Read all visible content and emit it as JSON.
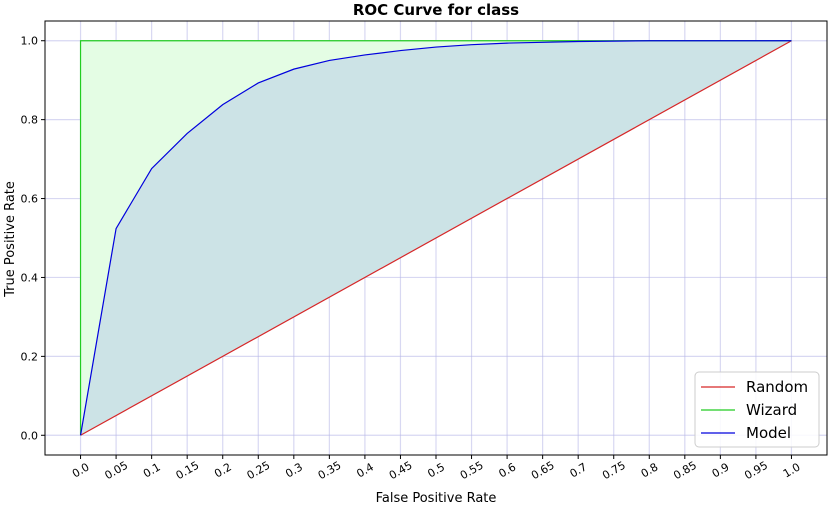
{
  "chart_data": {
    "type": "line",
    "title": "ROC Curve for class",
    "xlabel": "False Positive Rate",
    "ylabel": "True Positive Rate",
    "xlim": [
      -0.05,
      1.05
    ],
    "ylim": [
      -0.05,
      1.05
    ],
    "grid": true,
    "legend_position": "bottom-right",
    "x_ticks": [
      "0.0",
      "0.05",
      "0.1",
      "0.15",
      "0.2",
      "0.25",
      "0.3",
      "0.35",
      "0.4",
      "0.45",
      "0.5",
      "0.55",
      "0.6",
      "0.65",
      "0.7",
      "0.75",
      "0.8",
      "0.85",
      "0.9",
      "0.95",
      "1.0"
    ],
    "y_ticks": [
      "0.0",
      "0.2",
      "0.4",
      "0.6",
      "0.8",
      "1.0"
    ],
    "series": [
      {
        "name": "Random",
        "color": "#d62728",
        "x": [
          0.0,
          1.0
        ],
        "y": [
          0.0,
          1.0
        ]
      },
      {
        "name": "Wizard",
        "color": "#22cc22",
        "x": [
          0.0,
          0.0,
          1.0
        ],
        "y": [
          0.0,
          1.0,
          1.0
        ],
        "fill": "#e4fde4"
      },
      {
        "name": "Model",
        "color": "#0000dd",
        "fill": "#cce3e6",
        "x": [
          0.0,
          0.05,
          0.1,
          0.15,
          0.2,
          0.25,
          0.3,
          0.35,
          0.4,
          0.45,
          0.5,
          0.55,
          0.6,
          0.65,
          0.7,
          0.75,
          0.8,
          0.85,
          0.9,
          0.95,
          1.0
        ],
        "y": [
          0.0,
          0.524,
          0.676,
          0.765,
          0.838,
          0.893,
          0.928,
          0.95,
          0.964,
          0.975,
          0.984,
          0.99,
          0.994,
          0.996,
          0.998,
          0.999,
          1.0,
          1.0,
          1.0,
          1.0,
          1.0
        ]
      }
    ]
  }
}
────
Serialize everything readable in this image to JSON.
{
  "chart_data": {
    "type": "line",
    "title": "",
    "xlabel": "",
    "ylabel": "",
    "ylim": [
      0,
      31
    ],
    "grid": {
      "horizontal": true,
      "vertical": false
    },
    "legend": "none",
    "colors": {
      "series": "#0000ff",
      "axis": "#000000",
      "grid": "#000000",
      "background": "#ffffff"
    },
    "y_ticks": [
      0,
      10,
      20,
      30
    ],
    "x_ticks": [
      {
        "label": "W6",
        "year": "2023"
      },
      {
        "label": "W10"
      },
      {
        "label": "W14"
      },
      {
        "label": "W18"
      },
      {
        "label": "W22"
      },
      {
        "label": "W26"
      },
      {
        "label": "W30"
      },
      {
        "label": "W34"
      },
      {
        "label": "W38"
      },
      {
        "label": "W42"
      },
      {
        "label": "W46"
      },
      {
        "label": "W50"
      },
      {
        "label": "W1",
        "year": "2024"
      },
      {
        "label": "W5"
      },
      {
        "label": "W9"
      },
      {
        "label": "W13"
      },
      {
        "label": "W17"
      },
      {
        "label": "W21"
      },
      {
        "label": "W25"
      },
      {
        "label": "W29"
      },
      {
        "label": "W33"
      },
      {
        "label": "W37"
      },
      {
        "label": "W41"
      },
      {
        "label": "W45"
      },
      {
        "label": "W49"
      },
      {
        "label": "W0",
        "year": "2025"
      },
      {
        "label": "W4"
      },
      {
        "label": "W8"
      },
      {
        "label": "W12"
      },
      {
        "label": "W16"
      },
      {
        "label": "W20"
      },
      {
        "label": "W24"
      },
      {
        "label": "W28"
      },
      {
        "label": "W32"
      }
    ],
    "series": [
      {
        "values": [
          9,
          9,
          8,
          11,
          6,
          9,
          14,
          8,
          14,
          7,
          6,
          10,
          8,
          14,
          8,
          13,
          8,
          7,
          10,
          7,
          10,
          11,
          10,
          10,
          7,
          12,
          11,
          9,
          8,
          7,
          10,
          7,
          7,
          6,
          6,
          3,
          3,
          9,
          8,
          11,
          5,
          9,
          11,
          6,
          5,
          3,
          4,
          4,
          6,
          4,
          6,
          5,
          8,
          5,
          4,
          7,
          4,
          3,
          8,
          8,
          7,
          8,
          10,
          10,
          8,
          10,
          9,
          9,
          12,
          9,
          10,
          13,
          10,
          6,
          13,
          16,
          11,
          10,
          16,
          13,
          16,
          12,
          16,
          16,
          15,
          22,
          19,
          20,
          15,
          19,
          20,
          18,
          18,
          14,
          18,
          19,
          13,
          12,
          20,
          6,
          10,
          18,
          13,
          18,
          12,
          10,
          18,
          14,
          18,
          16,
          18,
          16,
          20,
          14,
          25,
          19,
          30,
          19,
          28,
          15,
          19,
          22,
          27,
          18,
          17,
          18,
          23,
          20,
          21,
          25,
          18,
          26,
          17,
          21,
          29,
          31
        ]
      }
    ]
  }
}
────
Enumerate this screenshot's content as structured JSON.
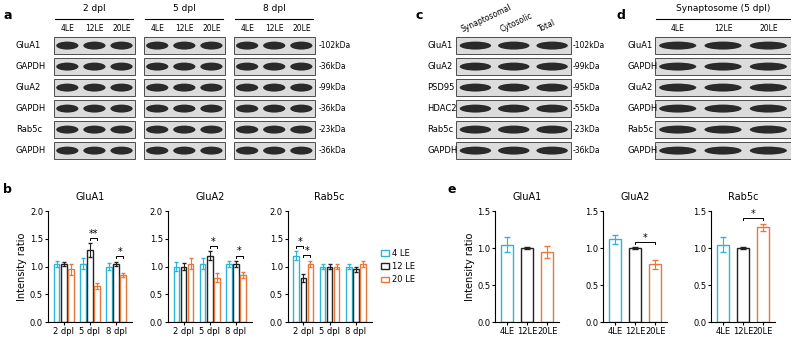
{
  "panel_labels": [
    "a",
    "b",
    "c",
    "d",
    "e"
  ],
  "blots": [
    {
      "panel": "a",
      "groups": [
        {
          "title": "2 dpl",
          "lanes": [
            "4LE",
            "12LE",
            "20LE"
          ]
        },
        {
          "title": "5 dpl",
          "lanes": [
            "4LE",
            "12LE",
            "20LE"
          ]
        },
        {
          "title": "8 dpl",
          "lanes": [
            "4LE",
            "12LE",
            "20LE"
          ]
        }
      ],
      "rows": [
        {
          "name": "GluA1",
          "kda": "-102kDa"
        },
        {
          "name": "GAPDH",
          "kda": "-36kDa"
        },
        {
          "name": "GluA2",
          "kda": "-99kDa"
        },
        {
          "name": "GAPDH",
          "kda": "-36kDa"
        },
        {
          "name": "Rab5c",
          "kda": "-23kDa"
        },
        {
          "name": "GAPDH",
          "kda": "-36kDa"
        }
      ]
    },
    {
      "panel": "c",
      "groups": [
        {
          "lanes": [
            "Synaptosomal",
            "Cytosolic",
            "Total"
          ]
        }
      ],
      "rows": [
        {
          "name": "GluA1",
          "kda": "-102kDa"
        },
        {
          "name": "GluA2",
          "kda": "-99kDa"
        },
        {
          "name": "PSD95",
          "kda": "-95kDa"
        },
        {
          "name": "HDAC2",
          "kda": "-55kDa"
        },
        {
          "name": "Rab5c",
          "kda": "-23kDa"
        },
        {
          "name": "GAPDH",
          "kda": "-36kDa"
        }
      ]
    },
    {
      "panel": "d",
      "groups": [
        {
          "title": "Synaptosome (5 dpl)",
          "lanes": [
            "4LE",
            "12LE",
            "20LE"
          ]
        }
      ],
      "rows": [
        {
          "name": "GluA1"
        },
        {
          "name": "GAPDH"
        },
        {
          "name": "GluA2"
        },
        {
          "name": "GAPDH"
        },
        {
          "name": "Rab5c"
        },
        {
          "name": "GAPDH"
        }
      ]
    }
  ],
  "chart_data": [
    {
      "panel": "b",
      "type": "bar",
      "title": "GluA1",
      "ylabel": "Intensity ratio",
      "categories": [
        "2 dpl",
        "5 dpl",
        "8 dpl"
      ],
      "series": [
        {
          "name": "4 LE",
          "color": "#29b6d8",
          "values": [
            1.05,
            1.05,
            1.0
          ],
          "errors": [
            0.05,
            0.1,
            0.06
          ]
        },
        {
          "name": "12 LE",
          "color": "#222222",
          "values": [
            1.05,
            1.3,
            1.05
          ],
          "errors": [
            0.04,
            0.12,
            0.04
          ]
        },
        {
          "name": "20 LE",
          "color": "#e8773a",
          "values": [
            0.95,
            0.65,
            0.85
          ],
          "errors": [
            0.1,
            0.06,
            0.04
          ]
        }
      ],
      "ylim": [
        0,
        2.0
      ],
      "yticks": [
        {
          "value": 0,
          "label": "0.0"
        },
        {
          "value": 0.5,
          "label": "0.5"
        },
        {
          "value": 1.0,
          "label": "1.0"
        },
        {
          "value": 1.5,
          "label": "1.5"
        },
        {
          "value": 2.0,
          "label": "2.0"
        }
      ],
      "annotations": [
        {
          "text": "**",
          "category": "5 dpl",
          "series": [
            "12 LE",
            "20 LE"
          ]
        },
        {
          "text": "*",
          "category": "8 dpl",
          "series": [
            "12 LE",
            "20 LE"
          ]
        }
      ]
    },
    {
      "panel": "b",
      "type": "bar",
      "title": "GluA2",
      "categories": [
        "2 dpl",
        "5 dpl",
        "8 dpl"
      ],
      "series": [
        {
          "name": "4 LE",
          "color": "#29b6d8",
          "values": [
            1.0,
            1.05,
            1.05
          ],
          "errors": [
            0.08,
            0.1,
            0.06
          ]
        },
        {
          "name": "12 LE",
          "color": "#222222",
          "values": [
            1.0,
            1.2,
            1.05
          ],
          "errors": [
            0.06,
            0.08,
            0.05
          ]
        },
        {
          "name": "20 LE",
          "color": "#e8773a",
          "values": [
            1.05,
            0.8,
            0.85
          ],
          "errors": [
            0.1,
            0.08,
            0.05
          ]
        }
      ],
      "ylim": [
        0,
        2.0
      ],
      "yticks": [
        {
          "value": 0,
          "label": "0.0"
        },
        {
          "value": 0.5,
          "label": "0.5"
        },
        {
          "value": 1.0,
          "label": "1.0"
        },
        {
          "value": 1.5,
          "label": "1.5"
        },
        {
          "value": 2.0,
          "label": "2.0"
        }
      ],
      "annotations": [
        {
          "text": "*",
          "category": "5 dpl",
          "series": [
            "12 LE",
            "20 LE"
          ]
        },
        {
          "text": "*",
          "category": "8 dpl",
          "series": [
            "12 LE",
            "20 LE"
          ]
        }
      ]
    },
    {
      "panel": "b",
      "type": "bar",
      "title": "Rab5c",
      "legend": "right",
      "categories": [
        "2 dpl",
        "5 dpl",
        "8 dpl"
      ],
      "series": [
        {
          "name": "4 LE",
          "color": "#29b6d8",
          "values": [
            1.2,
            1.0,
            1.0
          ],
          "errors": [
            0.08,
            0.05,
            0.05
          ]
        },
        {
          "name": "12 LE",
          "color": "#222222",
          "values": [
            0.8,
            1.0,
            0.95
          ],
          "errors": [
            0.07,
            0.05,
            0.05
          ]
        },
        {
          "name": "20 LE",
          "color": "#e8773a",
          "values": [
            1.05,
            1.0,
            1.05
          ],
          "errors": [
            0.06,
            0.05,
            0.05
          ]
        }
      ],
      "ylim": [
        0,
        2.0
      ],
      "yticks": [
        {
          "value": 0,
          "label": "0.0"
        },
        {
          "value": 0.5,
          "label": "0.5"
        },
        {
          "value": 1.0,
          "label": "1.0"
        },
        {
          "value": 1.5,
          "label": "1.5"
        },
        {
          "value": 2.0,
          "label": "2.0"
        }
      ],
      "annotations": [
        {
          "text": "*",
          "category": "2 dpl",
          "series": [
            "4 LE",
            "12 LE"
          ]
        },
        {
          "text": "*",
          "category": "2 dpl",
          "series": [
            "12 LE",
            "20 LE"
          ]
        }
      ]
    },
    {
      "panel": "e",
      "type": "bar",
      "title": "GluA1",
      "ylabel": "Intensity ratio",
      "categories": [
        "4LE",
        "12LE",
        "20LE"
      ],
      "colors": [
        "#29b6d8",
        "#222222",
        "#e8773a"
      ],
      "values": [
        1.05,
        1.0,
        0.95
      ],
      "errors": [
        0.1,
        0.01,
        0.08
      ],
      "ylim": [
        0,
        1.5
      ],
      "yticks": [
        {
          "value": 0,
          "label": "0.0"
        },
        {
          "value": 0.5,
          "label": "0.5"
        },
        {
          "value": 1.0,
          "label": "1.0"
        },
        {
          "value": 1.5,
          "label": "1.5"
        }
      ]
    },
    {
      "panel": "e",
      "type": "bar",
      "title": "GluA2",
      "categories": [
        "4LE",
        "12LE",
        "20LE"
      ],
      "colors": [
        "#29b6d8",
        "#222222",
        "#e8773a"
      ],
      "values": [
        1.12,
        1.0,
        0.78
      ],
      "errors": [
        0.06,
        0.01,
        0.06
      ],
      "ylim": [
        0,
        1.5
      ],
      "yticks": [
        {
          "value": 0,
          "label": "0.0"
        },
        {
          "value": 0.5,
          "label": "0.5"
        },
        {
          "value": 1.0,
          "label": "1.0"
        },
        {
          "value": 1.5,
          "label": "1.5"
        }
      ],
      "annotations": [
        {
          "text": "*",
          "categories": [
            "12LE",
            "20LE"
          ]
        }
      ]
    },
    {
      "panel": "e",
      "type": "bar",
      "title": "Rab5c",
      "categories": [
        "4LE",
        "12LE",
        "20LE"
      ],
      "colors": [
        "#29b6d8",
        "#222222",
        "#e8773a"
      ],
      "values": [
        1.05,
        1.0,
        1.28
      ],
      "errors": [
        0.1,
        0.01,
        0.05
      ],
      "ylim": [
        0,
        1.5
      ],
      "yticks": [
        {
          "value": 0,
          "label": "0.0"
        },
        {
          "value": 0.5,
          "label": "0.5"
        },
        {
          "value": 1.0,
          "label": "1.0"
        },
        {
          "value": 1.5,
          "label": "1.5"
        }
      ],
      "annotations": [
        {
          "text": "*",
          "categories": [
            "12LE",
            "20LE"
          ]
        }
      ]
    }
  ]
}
────
DO THIS:
Pick out every line above that contains the word "title" and copy it.

ANSWER BELOW:
    "title": "ROC Curve for class",
    "title": "",
          "title": "2 dpl",
          "title": "5 dpl",
          "title": "8 dpl",
          "title": "Synaptosome (5 dpl)",
      "title": "GluA1",
      "title": "GluA2",
      "title": "Rab5c",
      "title": "GluA1",
      "title": "GluA2",
      "title": "Rab5c",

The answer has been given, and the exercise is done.